= Records for the exercise =
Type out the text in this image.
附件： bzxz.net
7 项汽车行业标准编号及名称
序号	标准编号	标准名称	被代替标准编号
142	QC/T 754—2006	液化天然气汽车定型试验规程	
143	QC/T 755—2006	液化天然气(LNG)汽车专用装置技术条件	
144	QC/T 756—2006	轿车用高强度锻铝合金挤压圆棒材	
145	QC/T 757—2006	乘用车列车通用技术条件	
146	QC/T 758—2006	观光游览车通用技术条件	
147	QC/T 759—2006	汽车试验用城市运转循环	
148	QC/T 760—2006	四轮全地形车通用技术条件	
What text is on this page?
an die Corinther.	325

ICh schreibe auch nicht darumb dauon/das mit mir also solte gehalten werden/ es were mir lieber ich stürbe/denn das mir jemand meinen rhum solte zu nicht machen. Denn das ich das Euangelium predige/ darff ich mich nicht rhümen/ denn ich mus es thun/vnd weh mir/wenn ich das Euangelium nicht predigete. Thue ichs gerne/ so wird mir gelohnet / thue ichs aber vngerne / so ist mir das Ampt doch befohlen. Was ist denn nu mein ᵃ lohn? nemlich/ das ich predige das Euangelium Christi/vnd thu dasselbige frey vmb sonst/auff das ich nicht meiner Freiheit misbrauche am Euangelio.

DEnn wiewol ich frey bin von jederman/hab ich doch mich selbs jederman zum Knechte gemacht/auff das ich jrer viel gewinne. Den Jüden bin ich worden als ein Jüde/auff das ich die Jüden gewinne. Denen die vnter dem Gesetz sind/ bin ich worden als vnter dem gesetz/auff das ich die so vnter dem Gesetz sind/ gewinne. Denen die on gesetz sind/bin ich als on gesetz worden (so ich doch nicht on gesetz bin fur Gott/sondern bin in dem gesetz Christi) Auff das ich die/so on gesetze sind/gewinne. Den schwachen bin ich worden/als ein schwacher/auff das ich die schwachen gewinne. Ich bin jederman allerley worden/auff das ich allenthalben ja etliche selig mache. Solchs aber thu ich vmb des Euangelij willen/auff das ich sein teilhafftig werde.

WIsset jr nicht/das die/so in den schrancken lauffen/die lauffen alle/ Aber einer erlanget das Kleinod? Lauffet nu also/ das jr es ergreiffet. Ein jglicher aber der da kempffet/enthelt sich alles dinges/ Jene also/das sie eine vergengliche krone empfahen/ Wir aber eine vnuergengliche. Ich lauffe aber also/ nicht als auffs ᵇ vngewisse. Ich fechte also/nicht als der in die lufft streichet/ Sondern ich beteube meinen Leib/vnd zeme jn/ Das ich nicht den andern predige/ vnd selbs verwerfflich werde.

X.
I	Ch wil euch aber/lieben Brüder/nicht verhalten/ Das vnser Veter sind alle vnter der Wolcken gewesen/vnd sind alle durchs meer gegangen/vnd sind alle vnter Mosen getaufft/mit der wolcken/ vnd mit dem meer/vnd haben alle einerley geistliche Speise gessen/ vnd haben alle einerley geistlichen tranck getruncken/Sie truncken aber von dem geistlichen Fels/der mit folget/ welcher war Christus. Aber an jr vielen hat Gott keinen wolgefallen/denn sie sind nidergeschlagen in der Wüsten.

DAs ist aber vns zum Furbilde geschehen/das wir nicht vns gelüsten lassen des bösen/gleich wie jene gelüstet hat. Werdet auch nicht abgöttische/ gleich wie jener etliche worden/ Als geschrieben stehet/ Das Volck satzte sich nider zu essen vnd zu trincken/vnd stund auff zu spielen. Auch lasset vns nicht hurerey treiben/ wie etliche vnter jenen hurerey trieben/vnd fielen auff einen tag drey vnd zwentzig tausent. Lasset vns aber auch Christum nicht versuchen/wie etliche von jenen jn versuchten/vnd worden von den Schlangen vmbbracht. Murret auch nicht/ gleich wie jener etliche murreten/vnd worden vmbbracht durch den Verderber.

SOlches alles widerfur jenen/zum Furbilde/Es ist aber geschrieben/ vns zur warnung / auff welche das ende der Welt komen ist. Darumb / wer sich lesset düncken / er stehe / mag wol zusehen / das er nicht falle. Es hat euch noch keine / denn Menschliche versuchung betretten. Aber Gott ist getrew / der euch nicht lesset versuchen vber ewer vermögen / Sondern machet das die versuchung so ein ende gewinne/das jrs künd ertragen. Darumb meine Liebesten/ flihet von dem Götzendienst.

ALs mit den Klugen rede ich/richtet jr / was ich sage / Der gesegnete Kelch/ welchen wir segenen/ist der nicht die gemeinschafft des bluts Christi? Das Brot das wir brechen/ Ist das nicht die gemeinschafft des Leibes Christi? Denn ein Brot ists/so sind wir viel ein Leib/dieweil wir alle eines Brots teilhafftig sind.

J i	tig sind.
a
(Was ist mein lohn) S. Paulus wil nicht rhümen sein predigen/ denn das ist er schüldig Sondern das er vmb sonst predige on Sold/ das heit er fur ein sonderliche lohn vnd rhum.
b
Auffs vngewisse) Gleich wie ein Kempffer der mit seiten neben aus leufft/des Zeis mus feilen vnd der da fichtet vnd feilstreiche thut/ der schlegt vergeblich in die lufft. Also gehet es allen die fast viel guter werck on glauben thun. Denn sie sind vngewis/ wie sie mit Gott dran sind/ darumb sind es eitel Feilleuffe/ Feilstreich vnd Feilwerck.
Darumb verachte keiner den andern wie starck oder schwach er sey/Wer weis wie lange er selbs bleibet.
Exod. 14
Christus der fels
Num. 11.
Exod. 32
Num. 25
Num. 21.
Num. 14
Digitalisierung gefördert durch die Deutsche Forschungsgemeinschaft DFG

= Problem statement =
Reproduce each record exactly, leaving nothing out.

= Exercise output =
Type out the text in this image.
附件： bzxz.net
7 项汽车行业标准编号及名称
序号	标准编号	标准名称	被代替标准编号
142	QC/T 754—2006	液化天然气汽车定型试验规程	
143	QC/T 755—2006	液化天然气(LNG)汽车专用装置技术条件	
144	QC/T 756—2006	轿车用高强度锻铝合金挤压圆棒材	
145	QC/T 757—2006	乘用车列车通用技术条件	
146	QC/T 758—2006	观光游览车通用技术条件	
147	QC/T 759—2006	汽车试验用城市运转循环	
148	QC/T 760—2006	四轮全地形车通用技术条件	
What text is on this page?
an die Corinther.	325

ICh schreibe auch nicht darumb dauon/das mit mir also solte gehalten werden/ es were mir lieber ich stürbe/denn das mir jemand meinen rhum solte zu nicht machen. Denn das ich das Euangelium predige/ darff ich mich nicht rhümen/ denn ich mus es thun/vnd weh mir/wenn ich das Euangelium nicht predigete. Thue ichs gerne/ so wird mir gelohnet / thue ichs aber vngerne / so ist mir das Ampt doch befohlen. Was ist denn nu mein ᵃ lohn? nemlich/ das ich predige das Euangelium Christi/vnd thu dasselbige frey vmb sonst/auff das ich nicht meiner Freiheit misbrauche am Euangelio.

DEnn wiewol ich frey bin von jederman/hab ich doch mich selbs jederman zum Knechte gemacht/auff das ich jrer viel gewinne. Den Jüden bin ich worden als ein Jüde/auff das ich die Jüden gewinne. Denen die vnter dem Gesetz sind/ bin ich worden als vnter dem gesetz/auff das ich die so vnter dem Gesetz sind/ gewinne. Denen die on gesetz sind/bin ich als on gesetz worden (so ich doch nicht on gesetz bin fur Gott/sondern bin in dem gesetz Christi) Auff das ich die/so on gesetze sind/gewinne. Den schwachen bin ich worden/als ein schwacher/auff das ich die schwachen gewinne. Ich bin jederman allerley worden/auff das ich allenthalben ja etliche selig mache. Solchs aber thu ich vmb des Euangelij willen/auff das ich sein teilhafftig werde.

WIsset jr nicht/das die/so in den schrancken lauffen/die lauffen alle/ Aber einer erlanget das Kleinod? Lauffet nu also/ das jr es ergreiffet. Ein jglicher aber der da kempffet/enthelt sich alles dinges/ Jene also/das sie eine vergengliche krone empfahen/ Wir aber eine vnuergengliche. Ich lauffe aber also/ nicht als auffs ᵇ vngewisse. Ich fechte also/nicht als der in die lufft streichet/ Sondern ich beteube meinen Leib/vnd zeme jn/ Das ich nicht den andern predige/ vnd selbs verwerfflich werde.

X.
I	Ch wil euch aber/lieben Brüder/nicht verhalten/ Das vnser Veter sind alle vnter der Wolcken gewesen/vnd sind alle durchs meer gegangen/vnd sind alle vnter Mosen getaufft/mit der wolcken/ vnd mit dem meer/vnd haben alle einerley geistliche Speise gessen/ vnd haben alle einerley geistlichen tranck getruncken/Sie truncken aber von dem geistlichen Fels/der mit folget/ welcher war Christus. Aber an jr vielen hat Gott keinen wolgefallen/denn sie sind nidergeschlagen in der Wüsten.

DAs ist aber vns zum Furbilde geschehen/das wir nicht vns gelüsten lassen des bösen/gleich wie jene gelüstet hat. Werdet auch nicht abgöttische/ gleich wie jener etliche worden/ Als geschrieben stehet/ Das Volck satzte sich nider zu essen vnd zu trincken/vnd stund auff zu spielen. Auch lasset vns nicht hurerey treiben/ wie etliche vnter jenen hurerey trieben/vnd fielen auff einen tag drey vnd zwentzig tausent. Lasset vns aber auch Christum nicht versuchen/wie etliche von jenen jn versuchten/vnd worden von den Schlangen vmbbracht. Murret auch nicht/ gleich wie jener etliche murreten/vnd worden vmbbracht durch den Verderber.

SOlches alles widerfur jenen/zum Furbilde/Es ist aber geschrieben/ vns zur warnung / auff welche das ende der Welt komen ist. Darumb / wer sich lesset düncken / er stehe / mag wol zusehen / das er nicht falle. Es hat euch noch keine / denn Menschliche versuchung betretten. Aber Gott ist getrew / der euch nicht lesset versuchen vber ewer vermögen / Sondern machet das die versuchung so ein ende gewinne/das jrs künd ertragen. Darumb meine Liebesten/ flihet von dem Götzendienst.

ALs mit den Klugen rede ich/richtet jr / was ich sage / Der gesegnete Kelch/ welchen wir segenen/ist der nicht die gemeinschafft des bluts Christi? Das Brot das wir brechen/ Ist das nicht die gemeinschafft des Leibes Christi? Denn ein Brot ists/so sind wir viel ein Leib/dieweil wir alle eines Brots teilhafftig sind.

J i	tig sind.
a
(Was ist mein lohn) S. Paulus wil nicht rhümen sein predigen/ denn das ist er schüldig Sondern das er vmb sonst predige on Sold/ das heit er fur ein sonderliche lohn vnd rhum.
b
Auffs vngewisse) Gleich wie ein Kempffer der mit seiten neben aus leufft/des Zeis mus feilen vnd der da fichtet vnd feilstreiche thut/ der schlegt vergeblich in die lufft. Also gehet es allen die fast viel guter werck on glauben thun. Denn sie sind vngewis/ wie sie mit Gott dran sind/ darumb sind es eitel Feilleuffe/ Feilstreich vnd Feilwerck.
Darumb verachte keiner den andern wie starck oder schwach er sey/Wer weis wie lange er selbs bleibet.
Exod. 14
Christus der fels
Num. 11.
Exod. 32
Num. 25
Num. 21.
Num. 14
Digitalisierung gefördert durch die Deutsche Forschungsgemeinschaft DFG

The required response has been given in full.